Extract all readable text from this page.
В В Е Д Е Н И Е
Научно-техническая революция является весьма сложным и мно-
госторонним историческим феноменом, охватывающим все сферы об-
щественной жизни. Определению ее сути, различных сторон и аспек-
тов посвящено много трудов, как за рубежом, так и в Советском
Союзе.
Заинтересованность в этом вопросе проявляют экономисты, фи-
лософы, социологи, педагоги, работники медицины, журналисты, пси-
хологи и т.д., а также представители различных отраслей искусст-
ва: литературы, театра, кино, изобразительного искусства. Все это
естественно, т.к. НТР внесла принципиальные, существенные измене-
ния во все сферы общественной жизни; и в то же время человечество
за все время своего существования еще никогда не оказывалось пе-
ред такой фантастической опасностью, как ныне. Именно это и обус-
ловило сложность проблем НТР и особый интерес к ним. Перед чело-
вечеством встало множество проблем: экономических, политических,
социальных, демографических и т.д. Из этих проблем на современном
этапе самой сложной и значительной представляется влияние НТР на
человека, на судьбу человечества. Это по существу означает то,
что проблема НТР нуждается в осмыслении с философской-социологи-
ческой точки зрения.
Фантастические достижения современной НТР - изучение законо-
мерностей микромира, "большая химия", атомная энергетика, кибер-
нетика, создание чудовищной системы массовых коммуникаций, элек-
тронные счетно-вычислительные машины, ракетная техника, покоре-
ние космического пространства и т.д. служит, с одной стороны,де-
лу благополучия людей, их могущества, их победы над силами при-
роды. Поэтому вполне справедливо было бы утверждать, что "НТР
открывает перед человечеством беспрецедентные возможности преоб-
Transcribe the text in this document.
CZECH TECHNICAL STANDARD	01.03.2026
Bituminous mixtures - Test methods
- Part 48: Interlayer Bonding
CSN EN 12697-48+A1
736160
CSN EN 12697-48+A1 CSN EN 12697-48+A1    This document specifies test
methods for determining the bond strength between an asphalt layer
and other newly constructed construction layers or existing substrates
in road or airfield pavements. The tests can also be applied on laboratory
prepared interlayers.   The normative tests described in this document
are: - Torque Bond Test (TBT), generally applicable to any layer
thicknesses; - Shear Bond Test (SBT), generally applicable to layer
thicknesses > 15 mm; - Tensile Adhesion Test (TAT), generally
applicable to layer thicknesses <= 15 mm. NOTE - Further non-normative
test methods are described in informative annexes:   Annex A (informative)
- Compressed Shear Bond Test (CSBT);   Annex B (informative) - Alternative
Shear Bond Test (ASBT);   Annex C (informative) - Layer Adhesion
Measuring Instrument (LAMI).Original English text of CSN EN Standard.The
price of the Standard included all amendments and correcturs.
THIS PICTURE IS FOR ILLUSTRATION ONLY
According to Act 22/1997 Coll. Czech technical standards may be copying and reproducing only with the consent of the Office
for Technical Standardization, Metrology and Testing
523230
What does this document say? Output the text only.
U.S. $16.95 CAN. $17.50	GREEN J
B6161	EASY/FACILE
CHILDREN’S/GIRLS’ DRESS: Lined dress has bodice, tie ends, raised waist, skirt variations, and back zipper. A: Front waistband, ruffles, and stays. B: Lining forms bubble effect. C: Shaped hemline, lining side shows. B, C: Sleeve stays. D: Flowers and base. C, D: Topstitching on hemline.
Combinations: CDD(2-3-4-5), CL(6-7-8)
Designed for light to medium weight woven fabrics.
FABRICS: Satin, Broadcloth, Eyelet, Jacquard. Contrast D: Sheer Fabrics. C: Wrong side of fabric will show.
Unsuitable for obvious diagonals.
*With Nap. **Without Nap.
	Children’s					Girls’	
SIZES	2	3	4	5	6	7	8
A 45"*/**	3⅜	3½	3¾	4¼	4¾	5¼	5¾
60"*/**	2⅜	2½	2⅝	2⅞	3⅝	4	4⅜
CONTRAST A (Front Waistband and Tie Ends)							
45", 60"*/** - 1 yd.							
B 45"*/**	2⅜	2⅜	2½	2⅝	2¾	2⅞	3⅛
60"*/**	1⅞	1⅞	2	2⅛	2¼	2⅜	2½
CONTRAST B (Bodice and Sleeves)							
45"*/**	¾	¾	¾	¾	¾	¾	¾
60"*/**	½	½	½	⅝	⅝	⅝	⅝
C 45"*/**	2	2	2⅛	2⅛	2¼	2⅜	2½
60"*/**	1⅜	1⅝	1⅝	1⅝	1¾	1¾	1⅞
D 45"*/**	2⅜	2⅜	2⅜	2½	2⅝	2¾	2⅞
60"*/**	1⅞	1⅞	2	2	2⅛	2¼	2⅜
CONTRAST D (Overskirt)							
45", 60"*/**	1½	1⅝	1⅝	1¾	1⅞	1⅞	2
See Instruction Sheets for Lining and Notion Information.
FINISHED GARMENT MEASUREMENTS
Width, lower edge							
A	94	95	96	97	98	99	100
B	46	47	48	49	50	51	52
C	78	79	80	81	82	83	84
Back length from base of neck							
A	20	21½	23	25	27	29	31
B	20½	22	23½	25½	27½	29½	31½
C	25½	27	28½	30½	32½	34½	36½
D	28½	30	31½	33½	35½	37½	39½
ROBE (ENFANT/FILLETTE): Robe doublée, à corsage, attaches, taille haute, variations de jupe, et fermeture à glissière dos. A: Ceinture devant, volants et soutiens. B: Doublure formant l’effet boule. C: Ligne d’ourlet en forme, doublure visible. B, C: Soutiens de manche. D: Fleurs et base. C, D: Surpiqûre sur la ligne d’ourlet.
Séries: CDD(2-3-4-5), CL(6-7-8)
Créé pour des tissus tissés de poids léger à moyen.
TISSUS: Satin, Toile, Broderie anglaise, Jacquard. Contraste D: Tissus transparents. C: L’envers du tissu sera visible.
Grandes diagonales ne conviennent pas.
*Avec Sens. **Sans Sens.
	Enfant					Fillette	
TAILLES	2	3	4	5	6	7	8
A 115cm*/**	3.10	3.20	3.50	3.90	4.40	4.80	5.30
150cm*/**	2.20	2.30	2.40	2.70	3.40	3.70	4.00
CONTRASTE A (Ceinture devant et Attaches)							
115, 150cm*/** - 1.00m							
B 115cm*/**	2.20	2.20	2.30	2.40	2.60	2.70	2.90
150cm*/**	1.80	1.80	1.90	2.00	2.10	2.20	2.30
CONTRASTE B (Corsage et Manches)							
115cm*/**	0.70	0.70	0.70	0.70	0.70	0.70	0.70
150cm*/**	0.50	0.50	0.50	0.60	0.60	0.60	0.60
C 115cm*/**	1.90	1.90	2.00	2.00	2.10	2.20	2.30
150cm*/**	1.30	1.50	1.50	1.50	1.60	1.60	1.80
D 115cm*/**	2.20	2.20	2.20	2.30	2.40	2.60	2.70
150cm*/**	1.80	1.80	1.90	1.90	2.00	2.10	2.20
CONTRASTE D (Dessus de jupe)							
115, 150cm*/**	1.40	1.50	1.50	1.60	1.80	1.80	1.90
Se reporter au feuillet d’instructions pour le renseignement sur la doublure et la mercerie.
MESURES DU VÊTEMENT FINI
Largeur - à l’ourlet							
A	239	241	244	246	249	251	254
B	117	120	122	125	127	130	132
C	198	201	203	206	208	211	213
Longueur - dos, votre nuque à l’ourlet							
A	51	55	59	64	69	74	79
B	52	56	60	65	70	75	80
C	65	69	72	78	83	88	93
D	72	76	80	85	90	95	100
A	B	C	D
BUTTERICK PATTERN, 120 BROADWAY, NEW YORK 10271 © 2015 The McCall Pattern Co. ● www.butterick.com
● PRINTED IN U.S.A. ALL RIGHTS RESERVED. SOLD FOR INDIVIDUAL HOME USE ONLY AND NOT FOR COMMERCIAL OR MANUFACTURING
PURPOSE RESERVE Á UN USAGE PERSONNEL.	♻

- - - - - - -

(What is required): Above are the entries; count how many of their lines contain the word "различных" and give only that number.

(Exercise answer): 2